--- start of Data ---

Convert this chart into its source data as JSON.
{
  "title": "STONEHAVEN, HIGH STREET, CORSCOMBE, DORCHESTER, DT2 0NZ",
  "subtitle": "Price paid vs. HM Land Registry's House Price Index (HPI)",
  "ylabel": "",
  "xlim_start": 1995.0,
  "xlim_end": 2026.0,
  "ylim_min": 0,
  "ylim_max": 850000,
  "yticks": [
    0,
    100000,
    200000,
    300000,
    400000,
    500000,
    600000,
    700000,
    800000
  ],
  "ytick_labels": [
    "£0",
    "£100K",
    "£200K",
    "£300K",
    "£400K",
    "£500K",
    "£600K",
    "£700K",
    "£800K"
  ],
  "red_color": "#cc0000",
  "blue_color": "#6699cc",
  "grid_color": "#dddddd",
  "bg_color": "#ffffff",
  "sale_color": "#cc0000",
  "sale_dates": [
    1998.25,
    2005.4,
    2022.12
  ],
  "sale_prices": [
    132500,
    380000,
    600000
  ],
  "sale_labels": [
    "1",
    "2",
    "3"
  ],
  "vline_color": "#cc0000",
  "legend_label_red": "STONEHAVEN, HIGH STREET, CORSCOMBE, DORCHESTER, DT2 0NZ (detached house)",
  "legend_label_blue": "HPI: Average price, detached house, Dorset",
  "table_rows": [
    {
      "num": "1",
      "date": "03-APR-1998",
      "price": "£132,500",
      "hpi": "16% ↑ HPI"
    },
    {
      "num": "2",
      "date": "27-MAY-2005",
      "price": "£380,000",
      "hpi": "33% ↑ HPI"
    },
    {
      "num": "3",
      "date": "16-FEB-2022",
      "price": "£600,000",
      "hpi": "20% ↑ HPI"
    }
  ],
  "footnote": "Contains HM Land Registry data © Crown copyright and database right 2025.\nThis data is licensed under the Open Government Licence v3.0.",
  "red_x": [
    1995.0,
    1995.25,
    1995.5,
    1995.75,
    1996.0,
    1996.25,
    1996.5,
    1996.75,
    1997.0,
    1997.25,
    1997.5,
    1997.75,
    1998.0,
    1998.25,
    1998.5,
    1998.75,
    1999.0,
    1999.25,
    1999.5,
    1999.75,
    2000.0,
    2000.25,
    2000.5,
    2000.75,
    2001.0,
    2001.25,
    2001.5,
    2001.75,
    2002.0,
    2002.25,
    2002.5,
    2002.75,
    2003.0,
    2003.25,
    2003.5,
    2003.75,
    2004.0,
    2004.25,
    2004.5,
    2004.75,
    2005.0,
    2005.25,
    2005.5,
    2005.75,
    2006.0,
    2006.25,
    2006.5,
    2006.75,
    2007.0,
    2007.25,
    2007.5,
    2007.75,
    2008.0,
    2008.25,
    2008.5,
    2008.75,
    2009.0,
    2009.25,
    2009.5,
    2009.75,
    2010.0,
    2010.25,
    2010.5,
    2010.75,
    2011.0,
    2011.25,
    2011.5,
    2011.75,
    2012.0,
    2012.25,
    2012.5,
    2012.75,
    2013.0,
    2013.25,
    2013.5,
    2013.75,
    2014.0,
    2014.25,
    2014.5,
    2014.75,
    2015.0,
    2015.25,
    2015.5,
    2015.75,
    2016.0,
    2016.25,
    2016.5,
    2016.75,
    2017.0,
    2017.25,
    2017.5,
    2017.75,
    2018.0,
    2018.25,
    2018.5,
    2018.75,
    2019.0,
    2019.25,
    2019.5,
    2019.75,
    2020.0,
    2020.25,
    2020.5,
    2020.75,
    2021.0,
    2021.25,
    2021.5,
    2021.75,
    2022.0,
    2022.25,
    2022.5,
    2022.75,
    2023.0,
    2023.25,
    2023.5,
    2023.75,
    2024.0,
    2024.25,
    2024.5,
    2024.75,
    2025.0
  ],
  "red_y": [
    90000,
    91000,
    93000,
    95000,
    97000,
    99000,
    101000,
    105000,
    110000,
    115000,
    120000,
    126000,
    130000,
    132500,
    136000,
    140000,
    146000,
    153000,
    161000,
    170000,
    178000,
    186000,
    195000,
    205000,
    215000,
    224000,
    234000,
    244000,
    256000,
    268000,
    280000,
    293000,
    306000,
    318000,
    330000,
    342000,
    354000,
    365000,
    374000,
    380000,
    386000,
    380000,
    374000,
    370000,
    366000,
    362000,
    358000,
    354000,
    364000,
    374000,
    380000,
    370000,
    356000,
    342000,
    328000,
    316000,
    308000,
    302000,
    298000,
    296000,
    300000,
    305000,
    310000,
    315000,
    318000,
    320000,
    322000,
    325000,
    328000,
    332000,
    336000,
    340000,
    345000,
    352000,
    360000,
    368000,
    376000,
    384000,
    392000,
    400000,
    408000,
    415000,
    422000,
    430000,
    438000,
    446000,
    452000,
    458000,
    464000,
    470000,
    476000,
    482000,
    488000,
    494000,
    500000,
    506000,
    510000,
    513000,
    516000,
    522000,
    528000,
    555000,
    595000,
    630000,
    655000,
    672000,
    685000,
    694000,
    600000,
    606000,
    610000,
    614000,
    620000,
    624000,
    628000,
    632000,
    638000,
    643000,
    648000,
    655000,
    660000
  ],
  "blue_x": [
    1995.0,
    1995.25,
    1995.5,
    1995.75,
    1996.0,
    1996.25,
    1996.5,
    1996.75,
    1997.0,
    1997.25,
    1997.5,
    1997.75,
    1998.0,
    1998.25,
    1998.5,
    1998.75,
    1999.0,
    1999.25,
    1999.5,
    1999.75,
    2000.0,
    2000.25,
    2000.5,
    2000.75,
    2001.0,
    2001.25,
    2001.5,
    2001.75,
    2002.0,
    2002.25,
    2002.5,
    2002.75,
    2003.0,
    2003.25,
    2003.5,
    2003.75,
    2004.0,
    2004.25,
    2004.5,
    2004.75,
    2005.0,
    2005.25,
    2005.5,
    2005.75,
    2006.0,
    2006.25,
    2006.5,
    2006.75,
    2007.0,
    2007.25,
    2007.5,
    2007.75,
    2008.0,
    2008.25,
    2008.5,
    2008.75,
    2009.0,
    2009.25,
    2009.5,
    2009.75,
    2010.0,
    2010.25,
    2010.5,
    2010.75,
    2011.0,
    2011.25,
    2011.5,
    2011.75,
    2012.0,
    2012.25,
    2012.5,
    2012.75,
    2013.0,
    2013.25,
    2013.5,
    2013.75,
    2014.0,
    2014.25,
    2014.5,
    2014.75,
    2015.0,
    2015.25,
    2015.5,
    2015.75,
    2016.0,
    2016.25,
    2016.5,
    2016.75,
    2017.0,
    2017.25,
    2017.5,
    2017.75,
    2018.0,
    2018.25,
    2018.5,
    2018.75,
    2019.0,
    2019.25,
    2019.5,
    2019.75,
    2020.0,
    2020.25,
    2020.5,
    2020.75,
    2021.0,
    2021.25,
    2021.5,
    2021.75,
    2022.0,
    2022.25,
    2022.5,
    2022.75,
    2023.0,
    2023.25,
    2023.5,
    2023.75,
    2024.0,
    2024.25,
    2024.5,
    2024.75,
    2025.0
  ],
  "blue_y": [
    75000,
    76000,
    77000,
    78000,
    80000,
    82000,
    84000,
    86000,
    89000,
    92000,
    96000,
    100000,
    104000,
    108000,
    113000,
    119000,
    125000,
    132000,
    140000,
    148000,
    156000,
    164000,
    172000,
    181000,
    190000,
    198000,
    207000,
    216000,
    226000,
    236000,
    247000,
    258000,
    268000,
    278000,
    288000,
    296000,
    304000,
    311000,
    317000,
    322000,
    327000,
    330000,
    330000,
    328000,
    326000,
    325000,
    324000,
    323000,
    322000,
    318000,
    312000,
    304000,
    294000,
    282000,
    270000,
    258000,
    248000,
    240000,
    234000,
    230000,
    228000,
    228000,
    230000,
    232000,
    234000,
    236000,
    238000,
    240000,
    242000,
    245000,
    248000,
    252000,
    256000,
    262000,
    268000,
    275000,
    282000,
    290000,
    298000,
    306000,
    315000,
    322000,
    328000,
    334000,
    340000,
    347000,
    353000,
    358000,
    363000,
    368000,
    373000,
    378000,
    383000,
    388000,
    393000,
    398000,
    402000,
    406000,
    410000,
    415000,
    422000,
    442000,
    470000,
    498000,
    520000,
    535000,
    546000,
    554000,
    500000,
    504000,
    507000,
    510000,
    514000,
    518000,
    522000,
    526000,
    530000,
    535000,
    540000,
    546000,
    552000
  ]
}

--- end of Data ---

### What the task asks
Locate the lines above that hold the word "detached". Show every one of them.

### Complete response
  "legend_label_red": "STONEHAVEN, HIGH STREET, CORSCOMBE, DORCHESTER, DT2 0NZ (detached house)",
  "legend_label_blue": "HPI: Average price, detached house, Dorset",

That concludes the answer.